— START DATASET ENTRIES —
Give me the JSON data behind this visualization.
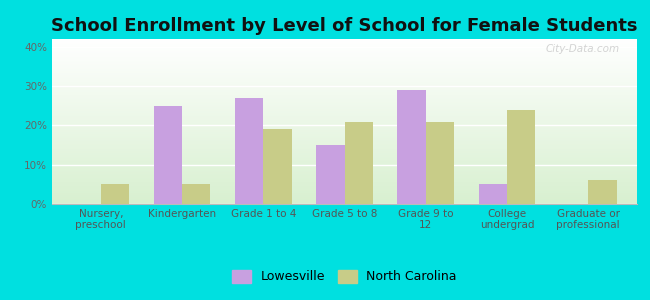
{
  "title": "School Enrollment by Level of School for Female Students",
  "categories": [
    "Nursery,\npreschool",
    "Kindergarten",
    "Grade 1 to 4",
    "Grade 5 to 8",
    "Grade 9 to\n12",
    "College\nundergrad",
    "Graduate or\nprofessional"
  ],
  "lowesville": [
    0,
    25,
    27,
    15,
    29,
    5,
    0
  ],
  "north_carolina": [
    5,
    5,
    19,
    21,
    21,
    24,
    6
  ],
  "bar_color_lowesville": "#c8a0e0",
  "bar_color_nc": "#c8cc88",
  "background_color": "#00e0e0",
  "ylabel_ticks": [
    "0%",
    "10%",
    "20%",
    "30%",
    "40%"
  ],
  "yticks": [
    0,
    10,
    20,
    30,
    40
  ],
  "ylim": [
    0,
    42
  ],
  "bar_width": 0.35,
  "legend_labels": [
    "Lowesville",
    "North Carolina"
  ],
  "title_fontsize": 13,
  "tick_fontsize": 7.5,
  "legend_fontsize": 9,
  "watermark": "City-Data.com"
}
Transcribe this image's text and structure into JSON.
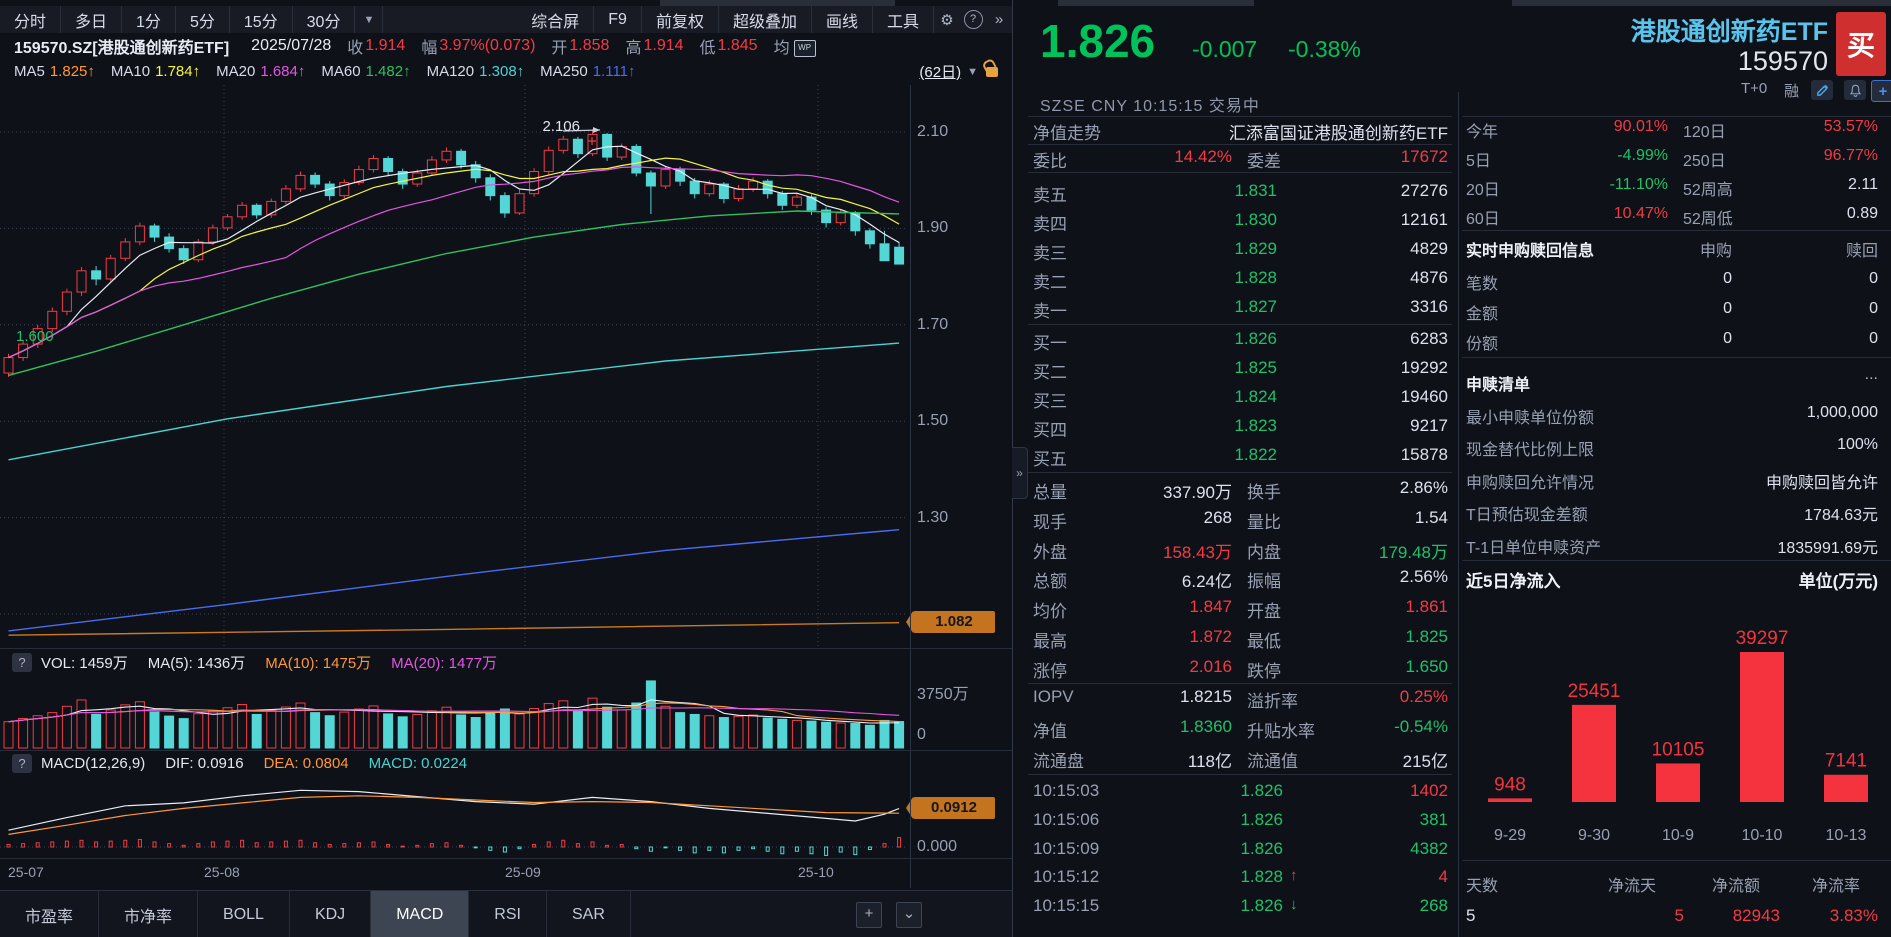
{
  "toolbar": {
    "left_tabs": [
      "分时",
      "多日",
      "1分",
      "5分",
      "15分",
      "30分"
    ],
    "dropdown": "▼",
    "right_tabs": [
      "综合屏",
      "F9",
      "前复权",
      "超级叠加",
      "画线",
      "工具"
    ],
    "gear": "⚙",
    "help": "?",
    "more": "»"
  },
  "info_bar": {
    "symbol": "159570.SZ[港股通创新药ETF]",
    "date": "2025/07/28",
    "pairs": [
      [
        "收",
        "1.914"
      ],
      [
        "幅",
        "3.97%(0.073)"
      ],
      [
        "开",
        "1.858"
      ],
      [
        "高",
        "1.914"
      ],
      [
        "低",
        "1.845"
      ],
      [
        "均",
        ""
      ]
    ],
    "wp": "WP"
  },
  "ma_bar": {
    "items": [
      [
        "MA5",
        "1.825↑",
        "#ff9838"
      ],
      [
        "MA10",
        "1.784↑",
        "#f5f542"
      ],
      [
        "MA20",
        "1.684↑",
        "#e256e2"
      ],
      [
        "MA60",
        "1.482↑",
        "#2fc05f"
      ],
      [
        "MA120",
        "1.308↑",
        "#49d3d3"
      ],
      [
        "MA250",
        "1.111↑",
        "#4a6cf0"
      ]
    ],
    "range": "(62日)",
    "caret": "▼"
  },
  "quote": {
    "price": "1.826",
    "change": "-0.007",
    "change_pct": "-0.38%",
    "name": "港股通创新药ETF",
    "code": "159570",
    "buy": "买",
    "exchange": "SZSE CNY 10:15:15 交易中",
    "tplus": "T+0",
    "rong": "融"
  },
  "nav_row": {
    "label": "净值走势",
    "value": "汇添富国证港股通创新药ETF"
  },
  "wb_row": {
    "l1": "委比",
    "v1": "14.42%",
    "l2": "委差",
    "v2": "17672"
  },
  "order_book": {
    "asks": [
      [
        "卖五",
        "1.831",
        "27276"
      ],
      [
        "卖四",
        "1.830",
        "12161"
      ],
      [
        "卖三",
        "1.829",
        "4829"
      ],
      [
        "卖二",
        "1.828",
        "4876"
      ],
      [
        "卖一",
        "1.827",
        "3316"
      ]
    ],
    "bids": [
      [
        "买一",
        "1.826",
        "6283"
      ],
      [
        "买二",
        "1.825",
        "19292"
      ],
      [
        "买三",
        "1.824",
        "19460"
      ],
      [
        "买四",
        "1.823",
        "9217"
      ],
      [
        "买五",
        "1.822",
        "15878"
      ]
    ]
  },
  "stats": [
    [
      "总量",
      "337.90万",
      "w",
      "换手",
      "2.86%",
      "w"
    ],
    [
      "现手",
      "268",
      "w",
      "量比",
      "1.54",
      "w"
    ],
    [
      "外盘",
      "158.43万",
      "r",
      "内盘",
      "179.48万",
      "g"
    ],
    [
      "总额",
      "6.24亿",
      "w",
      "振幅",
      "2.56%",
      "w"
    ],
    [
      "均价",
      "1.847",
      "r",
      "开盘",
      "1.861",
      "r"
    ],
    [
      "最高",
      "1.872",
      "r",
      "最低",
      "1.825",
      "g"
    ],
    [
      "涨停",
      "2.016",
      "r",
      "跌停",
      "1.650",
      "g"
    ]
  ],
  "stats2": [
    [
      "IOPV",
      "1.8215",
      "w",
      "溢折率",
      "0.25%",
      "r"
    ],
    [
      "净值",
      "1.8360",
      "g",
      "升贴水率",
      "-0.54%",
      "g"
    ],
    [
      "流通盘",
      "118亿",
      "w",
      "流通值",
      "215亿",
      "w"
    ]
  ],
  "ticks": [
    [
      "10:15:03",
      "1.826",
      "",
      "1402",
      "r"
    ],
    [
      "10:15:06",
      "1.826",
      "",
      "381",
      "g"
    ],
    [
      "10:15:09",
      "1.826",
      "",
      "4382",
      "g"
    ],
    [
      "10:15:12",
      "1.828",
      "u",
      "4",
      "r"
    ],
    [
      "10:15:15",
      "1.826",
      "d",
      "268",
      "g"
    ]
  ],
  "perf": [
    [
      "今年",
      "90.01%",
      "r",
      "120日",
      "53.57%",
      "r"
    ],
    [
      "5日",
      "-4.99%",
      "g",
      "250日",
      "96.77%",
      "r"
    ],
    [
      "20日",
      "-11.10%",
      "g",
      "52周高",
      "2.11",
      "w"
    ],
    [
      "60日",
      "10.47%",
      "r",
      "52周低",
      "0.89",
      "w"
    ]
  ],
  "subscribe": {
    "title": "实时申购赎回信息",
    "col1": "申购",
    "col2": "赎回",
    "rows": [
      [
        "笔数",
        "0",
        "0"
      ],
      [
        "金额",
        "0",
        "0"
      ],
      [
        "份额",
        "0",
        "0"
      ]
    ]
  },
  "redeem": {
    "title": "申赎清单",
    "more": "...",
    "rows": [
      [
        "最小申赎单位份额",
        "1,000,000"
      ],
      [
        "现金替代比例上限",
        "100%"
      ],
      [
        "申购赎回允许情况",
        "申购赎回皆允许"
      ],
      [
        "T日预估现金差额",
        "1784.63元"
      ],
      [
        "T-1日单位申赎资产",
        "1835991.69元"
      ]
    ]
  },
  "netflow_footer": [
    [
      "天数",
      "5",
      "w"
    ],
    [
      "净流天",
      "5",
      "r"
    ],
    [
      "净流额",
      "82943",
      "r"
    ],
    [
      "净流率",
      "3.83%",
      "r"
    ]
  ],
  "vol_header": {
    "q": "?",
    "items": [
      [
        "VOL: 1459万",
        "#e4e8f2"
      ],
      [
        "MA(5): 1436万",
        "#e4e8f2"
      ],
      [
        "MA(10): 1475万",
        "#ff9838"
      ],
      [
        "MA(20): 1477万",
        "#e256e2"
      ]
    ]
  },
  "macd_header": {
    "q": "?",
    "items": [
      [
        "MACD(12,26,9)",
        "#e4e8f2"
      ],
      [
        "DIF: 0.0916",
        "#e4e8f2"
      ],
      [
        "DEA: 0.0804",
        "#ff9838"
      ],
      [
        "MACD: 0.0224",
        "#49d3d3"
      ]
    ]
  },
  "bottom_tabs": {
    "tabs": [
      "市盈率",
      "市净率",
      "BOLL",
      "KDJ",
      "MACD",
      "RSI",
      "SAR"
    ],
    "active": "MACD",
    "plus": "+",
    "collapse": "⌄"
  },
  "expander": "»",
  "chart_data": [
    {
      "id": "main",
      "type": "candlestick",
      "title": "港股通创新药ETF 日K (62日)",
      "y_ticks": [
        "2.10",
        "1.90",
        "1.70",
        "1.50",
        "1.30"
      ],
      "ylim": [
        1.03,
        2.2
      ],
      "x_labels": [
        "25-07",
        "25-08",
        "25-09",
        "25-10"
      ],
      "annotations": {
        "peak_label": "2.106",
        "peak_index": 40,
        "left_label": "1.600",
        "axis_badge": "1.082"
      },
      "up_color": "#f23c46",
      "down_color": "#54d6d6",
      "ma_computed": [
        [
          "MA5",
          "#e8ecf4",
          5
        ],
        [
          "MA10",
          "#f5f542",
          10
        ],
        [
          "MA20",
          "#e256e2",
          20
        ]
      ],
      "overlays": [
        {
          "name": "MA60",
          "color": "#2fc05f",
          "points": [
            [
              0,
              1.595
            ],
            [
              6,
              1.645
            ],
            [
              12,
              1.7
            ],
            [
              18,
              1.755
            ],
            [
              24,
              1.805
            ],
            [
              30,
              1.848
            ],
            [
              36,
              1.882
            ],
            [
              42,
              1.908
            ],
            [
              48,
              1.926
            ],
            [
              54,
              1.936
            ],
            [
              61,
              1.93
            ]
          ]
        },
        {
          "name": "MA120",
          "color": "#49d3d3",
          "points": [
            [
              0,
              1.42
            ],
            [
              15,
              1.505
            ],
            [
              30,
              1.572
            ],
            [
              45,
              1.625
            ],
            [
              61,
              1.662
            ]
          ]
        },
        {
          "name": "MA250",
          "color": "#4a6cf0",
          "points": [
            [
              0,
              1.065
            ],
            [
              15,
              1.12
            ],
            [
              30,
              1.178
            ],
            [
              45,
              1.232
            ],
            [
              61,
              1.275
            ]
          ]
        },
        {
          "name": "annual-line",
          "color": "#c97a22",
          "points": [
            [
              0,
              1.056
            ],
            [
              30,
              1.068
            ],
            [
              61,
              1.082
            ]
          ]
        }
      ],
      "candles": [
        [
          1.6,
          1.64,
          1.592,
          1.632
        ],
        [
          1.632,
          1.668,
          1.625,
          1.66
        ],
        [
          1.66,
          1.7,
          1.652,
          1.692
        ],
        [
          1.692,
          1.736,
          1.685,
          1.728
        ],
        [
          1.728,
          1.775,
          1.72,
          1.768
        ],
        [
          1.768,
          1.82,
          1.76,
          1.812
        ],
        [
          1.812,
          1.822,
          1.782,
          1.795
        ],
        [
          1.795,
          1.845,
          1.79,
          1.838
        ],
        [
          1.838,
          1.88,
          1.832,
          1.872
        ],
        [
          1.872,
          1.912,
          1.865,
          1.905
        ],
        [
          1.905,
          1.91,
          1.872,
          1.882
        ],
        [
          1.882,
          1.89,
          1.85,
          1.858
        ],
        [
          1.858,
          1.865,
          1.826,
          1.835
        ],
        [
          1.835,
          1.878,
          1.83,
          1.872
        ],
        [
          1.872,
          1.908,
          1.866,
          1.901
        ],
        [
          1.901,
          1.93,
          1.895,
          1.924
        ],
        [
          1.924,
          1.955,
          1.918,
          1.948
        ],
        [
          1.948,
          1.952,
          1.92,
          1.928
        ],
        [
          1.928,
          1.962,
          1.922,
          1.956
        ],
        [
          1.956,
          1.99,
          1.95,
          1.982
        ],
        [
          1.982,
          2.018,
          1.976,
          2.01
        ],
        [
          2.01,
          2.016,
          1.984,
          1.992
        ],
        [
          1.992,
          1.998,
          1.958,
          1.968
        ],
        [
          1.968,
          2.002,
          1.962,
          1.995
        ],
        [
          1.995,
          2.03,
          1.99,
          2.022
        ],
        [
          2.022,
          2.052,
          2.016,
          2.045
        ],
        [
          2.045,
          2.05,
          2.01,
          2.018
        ],
        [
          2.018,
          2.024,
          1.982,
          1.992
        ],
        [
          1.992,
          2.022,
          1.986,
          2.015
        ],
        [
          2.015,
          2.05,
          2.01,
          2.042
        ],
        [
          2.042,
          2.068,
          2.036,
          2.06
        ],
        [
          2.06,
          2.065,
          2.024,
          2.032
        ],
        [
          2.032,
          2.04,
          1.995,
          2.005
        ],
        [
          2.005,
          2.012,
          1.958,
          1.968
        ],
        [
          1.968,
          1.975,
          1.922,
          1.932
        ],
        [
          1.932,
          1.98,
          1.928,
          1.972
        ],
        [
          1.972,
          2.025,
          1.966,
          2.018
        ],
        [
          2.018,
          2.07,
          2.012,
          2.062
        ],
        [
          2.062,
          2.092,
          2.055,
          2.085
        ],
        [
          2.085,
          2.09,
          2.046,
          2.055
        ],
        [
          2.055,
          2.106,
          2.05,
          2.095
        ],
        [
          2.095,
          2.098,
          2.04,
          2.048
        ],
        [
          2.048,
          2.076,
          2.042,
          2.07
        ],
        [
          2.07,
          2.075,
          2.008,
          2.015
        ],
        [
          2.015,
          2.02,
          1.93,
          1.988
        ],
        [
          1.988,
          2.03,
          1.982,
          2.022
        ],
        [
          2.022,
          2.028,
          1.988,
          1.998
        ],
        [
          1.998,
          2.005,
          1.962,
          1.972
        ],
        [
          1.972,
          2.0,
          1.966,
          1.992
        ],
        [
          1.992,
          1.996,
          1.952,
          1.962
        ],
        [
          1.962,
          1.99,
          1.956,
          1.982
        ],
        [
          1.982,
          2.006,
          1.976,
          1.998
        ],
        [
          1.998,
          2.002,
          1.962,
          1.972
        ],
        [
          1.972,
          1.978,
          1.938,
          1.948
        ],
        [
          1.948,
          1.972,
          1.942,
          1.965
        ],
        [
          1.965,
          1.97,
          1.928,
          1.938
        ],
        [
          1.938,
          1.944,
          1.902,
          1.912
        ],
        [
          1.912,
          1.94,
          1.906,
          1.932
        ],
        [
          1.932,
          1.936,
          1.885,
          1.895
        ],
        [
          1.895,
          1.9,
          1.858,
          1.868
        ],
        [
          1.868,
          1.895,
          1.852,
          1.833
        ],
        [
          1.861,
          1.872,
          1.825,
          1.826
        ]
      ]
    },
    {
      "id": "volume",
      "type": "bar",
      "name": "VOL",
      "y_max_label": "3750万",
      "y_zero_label": "0",
      "y_max": 3750,
      "values": [
        1450,
        1630,
        1780,
        1950,
        2300,
        2650,
        1850,
        2100,
        2380,
        2550,
        1980,
        1760,
        1620,
        1890,
        2050,
        2220,
        2400,
        1850,
        2080,
        2260,
        2480,
        1950,
        1780,
        1980,
        2150,
        2320,
        1880,
        1720,
        1850,
        2050,
        2250,
        1820,
        1680,
        1950,
        2150,
        1880,
        2180,
        2450,
        2600,
        2050,
        2750,
        2250,
        2100,
        2480,
        3700,
        2300,
        1950,
        1850,
        1780,
        1680,
        1750,
        1820,
        1650,
        1580,
        1520,
        1480,
        1420,
        1380,
        1350,
        1250,
        1520,
        1459
      ]
    },
    {
      "id": "macd",
      "type": "line",
      "zero_label": "0.000",
      "badge": "0.0912",
      "dif": [
        [
          0,
          0.04
        ],
        [
          4,
          0.07
        ],
        [
          8,
          0.098
        ],
        [
          12,
          0.105
        ],
        [
          16,
          0.122
        ],
        [
          20,
          0.135
        ],
        [
          24,
          0.132
        ],
        [
          28,
          0.12
        ],
        [
          32,
          0.108
        ],
        [
          36,
          0.102
        ],
        [
          40,
          0.118
        ],
        [
          44,
          0.108
        ],
        [
          48,
          0.092
        ],
        [
          52,
          0.08
        ],
        [
          56,
          0.068
        ],
        [
          58,
          0.062
        ],
        [
          60,
          0.078
        ],
        [
          61,
          0.0916
        ]
      ],
      "dea": [
        [
          0,
          0.03
        ],
        [
          4,
          0.052
        ],
        [
          8,
          0.075
        ],
        [
          12,
          0.092
        ],
        [
          16,
          0.105
        ],
        [
          20,
          0.118
        ],
        [
          24,
          0.122
        ],
        [
          28,
          0.118
        ],
        [
          32,
          0.112
        ],
        [
          36,
          0.106
        ],
        [
          40,
          0.108
        ],
        [
          44,
          0.106
        ],
        [
          48,
          0.098
        ],
        [
          52,
          0.09
        ],
        [
          56,
          0.082
        ],
        [
          61,
          0.0804
        ]
      ],
      "hist": [
        0.006,
        0.008,
        0.01,
        0.012,
        0.014,
        0.016,
        0.012,
        0.014,
        0.016,
        0.018,
        0.012,
        0.008,
        0.004,
        0.008,
        0.012,
        0.014,
        0.016,
        0.01,
        0.012,
        0.014,
        0.016,
        0.01,
        0.006,
        0.008,
        0.01,
        0.012,
        0.006,
        0.002,
        0.004,
        0.008,
        0.01,
        0.004,
        -0.002,
        -0.008,
        -0.012,
        -0.004,
        0.006,
        0.012,
        0.016,
        0.008,
        0.012,
        0.004,
        0.006,
        -0.004,
        -0.01,
        -0.002,
        -0.008,
        -0.014,
        -0.008,
        -0.014,
        -0.008,
        -0.004,
        -0.01,
        -0.016,
        -0.01,
        -0.016,
        -0.02,
        -0.012,
        -0.018,
        -0.006,
        0.008,
        0.0224
      ]
    },
    {
      "id": "netflow",
      "type": "bar",
      "title": "近5日净流入",
      "unit": "单位(万元)",
      "categories": [
        "9-29",
        "9-30",
        "10-9",
        "10-10",
        "10-13"
      ],
      "values": [
        948,
        25451,
        10105,
        39297,
        7141
      ],
      "bar_color": "#f5333f"
    }
  ],
  "colors": {
    "red": "#f43b45",
    "green": "#1ec26a",
    "white": "#dce1ee",
    "big_green": "#00c25a",
    "name_cyan": "#5bc4ec",
    "label_grey": "#98a0b4"
  }
}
— END DATASET ENTRIES —
### STATED GOAL:
A line counts if it holds the word "type". How many lines of the entries count? Give the number only.

### TASK SOLUTION:
4